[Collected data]
>> START

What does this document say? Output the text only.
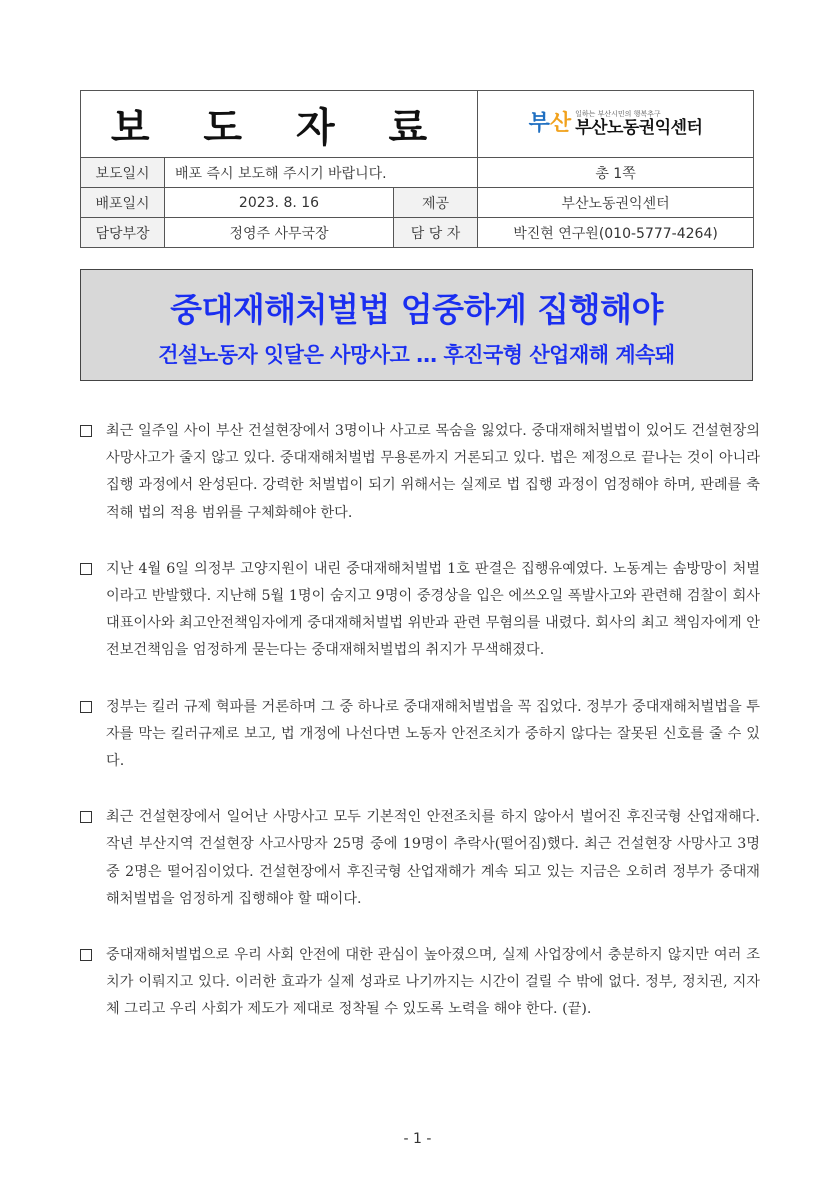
보 도 자 료			부산 일하는 부산시민의 행복추구
부산노동권익센터

보도일시	배포 즉시 보도해 주시기 바랍니다.		총 1쪽
배포일시	2023. 8. 16	제공	부산노동권익센터
담당부장	정영주 사무국장	담 당 자	박진현 연구원(010-5777-4264)
중대재해처벌법 엄중하게 집행해야
건설노동자 잇달은 사망사고 … 후진국형 산업재해 계속돼
최근 일주일 사이 부산 건설현장에서 3명이나 사고로 목숨을 잃었다. 중대재해처벌법이 있어도 건설현장의 사망사고가 줄지 않고 있다. 중대재해처벌법 무용론까지 거론되고 있다. 법은 제정으로 끝나는 것이 아니라 집행 과정에서 완성된다. 강력한 처벌법이 되기 위해서는 실제로 법 집행 과정이 엄정해야 하며, 판례를 축적해 법의 적용 범위를 구체화해야 한다.
지난 4월 6일 의정부 고양지원이 내린 중대재해처벌법 1호 판결은 집행유예였다. 노동계는 솜방망이 처벌이라고 반발했다. 지난해 5월 1명이 숨지고 9명이 중경상을 입은 에쓰오일 폭발사고와 관련해 검찰이 회사대표이사와 최고안전책임자에게 중대재해처벌법 위반과 관련 무혐의를 내렸다. 회사의 최고 책임자에게 안전보건책임을 엄정하게 묻는다는 중대재해처벌법의 취지가 무색해졌다.
정부는 킬러 규제 혁파를 거론하며 그 중 하나로 중대재해처벌법을 꼭 집었다. 정부가 중대재해처벌법을 투자를 막는 킬러규제로 보고, 법 개정에 나선다면 노동자 안전조치가 중하지 않다는 잘못된 신호를 줄 수 있다.
최근 건설현장에서 일어난 사망사고 모두 기본적인 안전조치를 하지 않아서 벌어진 후진국형 산업재해다. 작년 부산지역 건설현장 사고사망자 25명 중에 19명이 추락사(떨어짐)했다. 최근 건설현장 사망사고 3명 중 2명은 떨어짐이었다. 건설현장에서 후진국형 산업재해가 계속 되고 있는 지금은 오히려 정부가 중대재해처벌법을 엄정하게 집행해야 할 때이다.
중대재해처벌법으로 우리 사회 안전에 대한 관심이 높아졌으며, 실제 사업장에서 충분하지 않지만 여러 조치가 이뤄지고 있다. 이러한 효과가 실제 성과로 나기까지는 시간이 걸릴 수 밖에 없다. 정부, 정치권, 지자체 그리고 우리 사회가 제도가 제대로 정착될 수 있도록 노력을 해야 한다. (끝).
- 1 -
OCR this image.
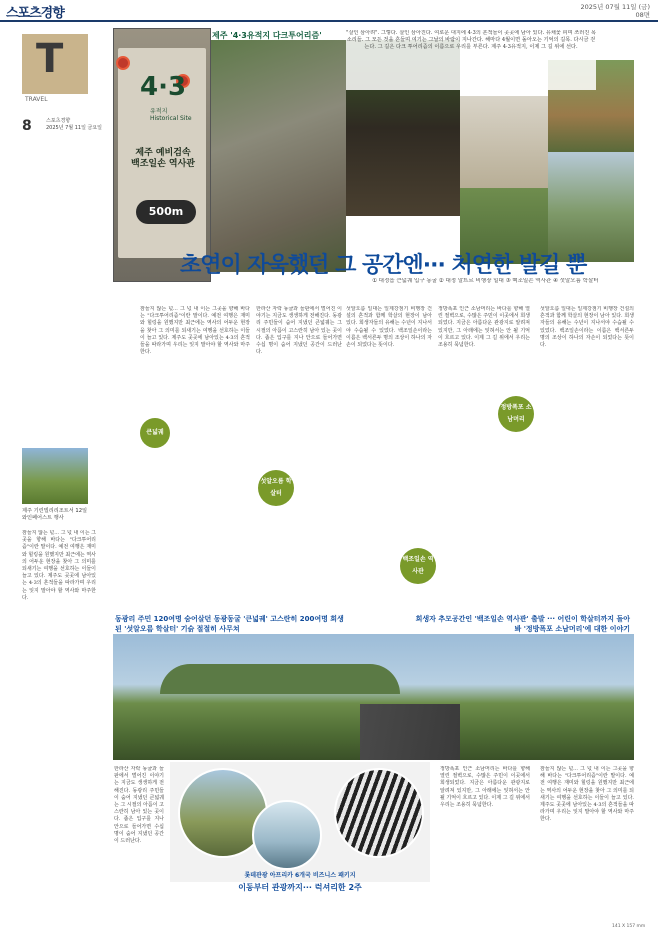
스포츠경향	2025년 07월 11일 (금)
08면
T
TRAVEL
8	스포츠경향
2025년 7월 11일 금요일
4·3
유적지
Historical Site
제주 예비검속 백조일손 역사관
500m
제주 '4·3유적지 다크투어리즘'	"살인 삼아려". 그렇다. 살인 삼아진다. 여로운 대지에 4·3의 흔적들이 곳곳에 남아 있다. 유채꽃 피며 쓰러진 목소리들. 그 모든 것을 흔들며 여기는 그날의 바람이 지나간다. 해마다 4월이면 돌아오는 기억의 길목. 다시금 걷는다. 그 길은 다크 투어리즘의 이름으로 우리를 부른다. 제주 4·3유적지, 이제 그 길 위에 선다.
초연이 자욱했던 그 공간엔··· 처연한 발길 뿐
① 대정읍 큰넓궤 입구 동굴 ② 대정 알뜨르 비행장 일대 ③ 백조일손 역사관 ④ 섯알오름 학살터
제주 기린빌리리조트서 12일 와인페어스트 행사
잠들지 않는 넋... 그 넋 내 이는 그곳을 향해 바다는 "다크투어리즘"이란 말이다. 예전 여행은 재미와 힐링을 원했지만 최근에는 역사의 어두운 현장을 찾아 그 의미를 되새기는 여행을 선호하는 이들이 늘고 있다. 제주도 곳곳에 남아있는 4·3의 흔적들을 따라가며 우리는 잊지 말아야 할 역사와 마주한다.
잠들지 않는 넋... 그 넋 내 이는 그곳을 향해 바다는 "다크투어리즘"이란 말이다. 예전 여행은 재미와 힐링을 원했지만 최근에는 역사의 어두운 현장을 찾아 그 의미를 되새기는 여행을 선호하는 이들이 늘고 있다. 제주도 곳곳에 남아있는 4·3의 흔적들을 따라가며 우리는 잊지 말아야 할 역사와 마주한다.
한라산 자락 동굴과 들판에서 벌어진 이야기는 지금도 생생하게 전해진다. 동광리 주민들이 숨어 지냈던 큰넓궤는 그 시절의 아픔이 고스란히 남아 있는 곳이다. 좁은 입구를 지나 안으로 들어가면 수십 명이 숨어 지냈던 공간이 드러난다.
섯알오름 일대는 일제강점기 비행장 건설의 흔적과 함께 학살의 현장이 남아 있다. 희생자들의 유해는 수년이 지나서야 수습될 수 있었다. 백조일손이라는 이름은 백서른두 명의 조상이 하나의 자손이 되었다는 뜻이다.
정방폭포 인근 소남머리는 바다를 향해 열린 절벽으로, 수많은 주민이 이곳에서 희생되었다. 지금은 아름다운 관광지로 알려져 있지만, 그 아래에는 잊혀서는 안 될 기억이 흐르고 있다. 이제 그 길 위에서 우리는 조용히 묵념한다.
섯알오름 일대는 일제강점기 비행장 건설의 흔적과 함께 학살의 현장이 남아 있다. 희생자들의 유해는 수년이 지나서야 수습될 수 있었다. 백조일손이라는 이름은 백서른두 명의 조상이 하나의 자손이 되었다는 뜻이다.
큰넓궤
섯알오름 학살터
백조일손 역사관
정방폭포 소남머리
동광리 주민 120여명 숨어살던 동광동굴 '큰넓궤' 고스란히 200여명 희생된 '섯알오름 학살터' 기슭 절절히 사무쳐
희생자 추모공간인 '백조일손 역사관' 출발 ··· 어린이 학살터까지 돌아봐 '정방폭포 소남머리'에 대한 이야기
한라산 자락 동굴과 들판에서 벌어진 이야기는 지금도 생생하게 전해진다. 동광리 주민들이 숨어 지냈던 큰넓궤는 그 시절의 아픔이 고스란히 남아 있는 곳이다. 좁은 입구를 지나 안으로 들어가면 수십 명이 숨어 지냈던 공간이 드러난다.
정방폭포 인근 소남머리는 바다를 향해 열린 절벽으로, 수많은 주민이 이곳에서 희생되었다. 지금은 아름다운 관광지로 알려져 있지만, 그 아래에는 잊혀서는 안 될 기억이 흐르고 있다. 이제 그 길 위에서 우리는 조용히 묵념한다.
잠들지 않는 넋... 그 넋 내 이는 그곳을 향해 바다는 "다크투어리즘"이란 말이다. 예전 여행은 재미와 힐링을 원했지만 최근에는 역사의 어두운 현장을 찾아 그 의미를 되새기는 여행을 선호하는 이들이 늘고 있다. 제주도 곳곳에 남아있는 4·3의 흔적들을 따라가며 우리는 잊지 말아야 할 역사와 마주한다.
롯데관광 아프리카 6개국 비즈니스 패키지
이동부터 관광까지··· 럭셔리한 2주
141 X 157 mm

>> END

▸ PROBLEM STATEMENT
Set down exactly and only the lines from the line that contains "OCR this image." through the last line of the entries above, with both of those lines included and the pictures left out.

▸ FINAL RESULT
OCR this image.
스포츠경향	2025년 07월 11일 (금)
08면
T
TRAVEL
8	스포츠경향
2025년 7월 11일 금요일
4·3
유적지
Historical Site
제주 예비검속 백조일손 역사관
500m
제주 '4·3유적지 다크투어리즘'	"살인 삼아려". 그렇다. 살인 삼아진다. 여로운 대지에 4·3의 흔적들이 곳곳에 남아 있다. 유채꽃 피며 쓰러진 목소리들. 그 모든 것을 흔들며 여기는 그날의 바람이 지나간다. 해마다 4월이면 돌아오는 기억의 길목. 다시금 걷는다. 그 길은 다크 투어리즘의 이름으로 우리를 부른다. 제주 4·3유적지, 이제 그 길 위에 선다.
초연이 자욱했던 그 공간엔··· 처연한 발길 뿐
① 대정읍 큰넓궤 입구 동굴 ② 대정 알뜨르 비행장 일대 ③ 백조일손 역사관 ④ 섯알오름 학살터
제주 기린빌리리조트서 12일 와인페어스트 행사
잠들지 않는 넋... 그 넋 내 이는 그곳을 향해 바다는 "다크투어리즘"이란 말이다. 예전 여행은 재미와 힐링을 원했지만 최근에는 역사의 어두운 현장을 찾아 그 의미를 되새기는 여행을 선호하는 이들이 늘고 있다. 제주도 곳곳에 남아있는 4·3의 흔적들을 따라가며 우리는 잊지 말아야 할 역사와 마주한다.
잠들지 않는 넋... 그 넋 내 이는 그곳을 향해 바다는 "다크투어리즘"이란 말이다. 예전 여행은 재미와 힐링을 원했지만 최근에는 역사의 어두운 현장을 찾아 그 의미를 되새기는 여행을 선호하는 이들이 늘고 있다. 제주도 곳곳에 남아있는 4·3의 흔적들을 따라가며 우리는 잊지 말아야 할 역사와 마주한다.
한라산 자락 동굴과 들판에서 벌어진 이야기는 지금도 생생하게 전해진다. 동광리 주민들이 숨어 지냈던 큰넓궤는 그 시절의 아픔이 고스란히 남아 있는 곳이다. 좁은 입구를 지나 안으로 들어가면 수십 명이 숨어 지냈던 공간이 드러난다.
섯알오름 일대는 일제강점기 비행장 건설의 흔적과 함께 학살의 현장이 남아 있다. 희생자들의 유해는 수년이 지나서야 수습될 수 있었다. 백조일손이라는 이름은 백서른두 명의 조상이 하나의 자손이 되었다는 뜻이다.
정방폭포 인근 소남머리는 바다를 향해 열린 절벽으로, 수많은 주민이 이곳에서 희생되었다. 지금은 아름다운 관광지로 알려져 있지만, 그 아래에는 잊혀서는 안 될 기억이 흐르고 있다. 이제 그 길 위에서 우리는 조용히 묵념한다.
섯알오름 일대는 일제강점기 비행장 건설의 흔적과 함께 학살의 현장이 남아 있다. 희생자들의 유해는 수년이 지나서야 수습될 수 있었다. 백조일손이라는 이름은 백서른두 명의 조상이 하나의 자손이 되었다는 뜻이다.
큰넓궤
섯알오름 학살터
백조일손 역사관
정방폭포 소남머리
동광리 주민 120여명 숨어살던 동광동굴 '큰넓궤' 고스란히 200여명 희생된 '섯알오름 학살터' 기슭 절절히 사무쳐
희생자 추모공간인 '백조일손 역사관' 출발 ··· 어린이 학살터까지 돌아봐 '정방폭포 소남머리'에 대한 이야기
한라산 자락 동굴과 들판에서 벌어진 이야기는 지금도 생생하게 전해진다. 동광리 주민들이 숨어 지냈던 큰넓궤는 그 시절의 아픔이 고스란히 남아 있는 곳이다. 좁은 입구를 지나 안으로 들어가면 수십 명이 숨어 지냈던 공간이 드러난다.
정방폭포 인근 소남머리는 바다를 향해 열린 절벽으로, 수많은 주민이 이곳에서 희생되었다. 지금은 아름다운 관광지로 알려져 있지만, 그 아래에는 잊혀서는 안 될 기억이 흐르고 있다. 이제 그 길 위에서 우리는 조용히 묵념한다.
잠들지 않는 넋... 그 넋 내 이는 그곳을 향해 바다는 "다크투어리즘"이란 말이다. 예전 여행은 재미와 힐링을 원했지만 최근에는 역사의 어두운 현장을 찾아 그 의미를 되새기는 여행을 선호하는 이들이 늘고 있다. 제주도 곳곳에 남아있는 4·3의 흔적들을 따라가며 우리는 잊지 말아야 할 역사와 마주한다.
롯데관광 아프리카 6개국 비즈니스 패키지
이동부터 관광까지··· 럭셔리한 2주
141 X 157 mm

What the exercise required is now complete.